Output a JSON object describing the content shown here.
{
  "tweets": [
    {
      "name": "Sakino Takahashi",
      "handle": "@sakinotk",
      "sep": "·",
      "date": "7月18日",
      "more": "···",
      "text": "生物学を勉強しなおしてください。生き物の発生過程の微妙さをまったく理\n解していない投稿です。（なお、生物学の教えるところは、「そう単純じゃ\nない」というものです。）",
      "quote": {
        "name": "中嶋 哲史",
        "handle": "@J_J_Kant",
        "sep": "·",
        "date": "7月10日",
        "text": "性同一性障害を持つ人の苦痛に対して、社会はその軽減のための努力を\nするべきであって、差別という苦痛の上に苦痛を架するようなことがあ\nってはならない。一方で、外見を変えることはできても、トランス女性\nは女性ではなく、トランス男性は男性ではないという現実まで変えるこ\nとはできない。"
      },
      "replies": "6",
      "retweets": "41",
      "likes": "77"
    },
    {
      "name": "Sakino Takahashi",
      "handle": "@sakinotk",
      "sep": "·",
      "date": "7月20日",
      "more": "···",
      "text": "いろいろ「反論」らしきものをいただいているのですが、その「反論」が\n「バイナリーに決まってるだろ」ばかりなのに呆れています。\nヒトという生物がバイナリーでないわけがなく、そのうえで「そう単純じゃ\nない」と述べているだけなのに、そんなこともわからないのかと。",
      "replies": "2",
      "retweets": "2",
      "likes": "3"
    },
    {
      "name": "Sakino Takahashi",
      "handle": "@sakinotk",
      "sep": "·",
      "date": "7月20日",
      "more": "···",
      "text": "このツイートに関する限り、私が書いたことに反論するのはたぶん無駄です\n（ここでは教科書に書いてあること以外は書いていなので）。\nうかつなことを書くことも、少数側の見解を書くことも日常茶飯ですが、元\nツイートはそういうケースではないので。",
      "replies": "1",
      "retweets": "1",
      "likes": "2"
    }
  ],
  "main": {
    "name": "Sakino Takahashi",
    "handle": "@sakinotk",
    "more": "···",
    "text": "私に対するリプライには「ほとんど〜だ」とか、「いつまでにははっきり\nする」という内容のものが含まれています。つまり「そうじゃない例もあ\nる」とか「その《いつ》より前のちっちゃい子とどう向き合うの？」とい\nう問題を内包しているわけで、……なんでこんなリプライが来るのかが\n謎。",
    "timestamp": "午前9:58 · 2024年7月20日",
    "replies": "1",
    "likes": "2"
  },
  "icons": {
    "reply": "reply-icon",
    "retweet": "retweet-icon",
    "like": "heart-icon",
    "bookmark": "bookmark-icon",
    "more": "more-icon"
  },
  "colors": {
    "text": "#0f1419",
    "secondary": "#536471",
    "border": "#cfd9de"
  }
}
______
STATED PROBLEM: Write out the records shown above, exactly as they appear.

OUTPUT:
Output a JSON object describing the content shown here.
{
  "tweets": [
    {
      "name": "Sakino Takahashi",
      "handle": "@sakinotk",
      "sep": "·",
      "date": "7月18日",
      "more": "···",
      "text": "生物学を勉強しなおしてください。生き物の発生過程の微妙さをまったく理\n解していない投稿です。（なお、生物学の教えるところは、「そう単純じゃ\nない」というものです。）",
      "quote": {
        "name": "中嶋 哲史",
        "handle": "@J_J_Kant",
        "sep": "·",
        "date": "7月10日",
        "text": "性同一性障害を持つ人の苦痛に対して、社会はその軽減のための努力を\nするべきであって、差別という苦痛の上に苦痛を架するようなことがあ\nってはならない。一方で、外見を変えることはできても、トランス女性\nは女性ではなく、トランス男性は男性ではないという現実まで変えるこ\nとはできない。"
      },
      "replies": "6",
      "retweets": "41",
      "likes": "77"
    },
    {
      "name": "Sakino Takahashi",
      "handle": "@sakinotk",
      "sep": "·",
      "date": "7月20日",
      "more": "···",
      "text": "いろいろ「反論」らしきものをいただいているのですが、その「反論」が\n「バイナリーに決まってるだろ」ばかりなのに呆れています。\nヒトという生物がバイナリーでないわけがなく、そのうえで「そう単純じゃ\nない」と述べているだけなのに、そんなこともわからないのかと。",
      "replies": "2",
      "retweets": "2",
      "likes": "3"
    },
    {
      "name": "Sakino Takahashi",
      "handle": "@sakinotk",
      "sep": "·",
      "date": "7月20日",
      "more": "···",
      "text": "このツイートに関する限り、私が書いたことに反論するのはたぶん無駄です\n（ここでは教科書に書いてあること以外は書いていなので）。\nうかつなことを書くことも、少数側の見解を書くことも日常茶飯ですが、元\nツイートはそういうケースではないので。",
      "replies": "1",
      "retweets": "1",
      "likes": "2"
    }
  ],
  "main": {
    "name": "Sakino Takahashi",
    "handle": "@sakinotk",
    "more": "···",
    "text": "私に対するリプライには「ほとんど〜だ」とか、「いつまでにははっきり\nする」という内容のものが含まれています。つまり「そうじゃない例もあ\nる」とか「その《いつ》より前のちっちゃい子とどう向き合うの？」とい\nう問題を内包しているわけで、……なんでこんなリプライが来るのかが\n謎。",
    "timestamp": "午前9:58 · 2024年7月20日",
    "replies": "1",
    "likes": "2"
  },
  "icons": {
    "reply": "reply-icon",
    "retweet": "retweet-icon",
    "like": "heart-icon",
    "bookmark": "bookmark-icon",
    "more": "more-icon"
  },
  "colors": {
    "text": "#0f1419",
    "secondary": "#536471",
    "border": "#cfd9de"
  }
}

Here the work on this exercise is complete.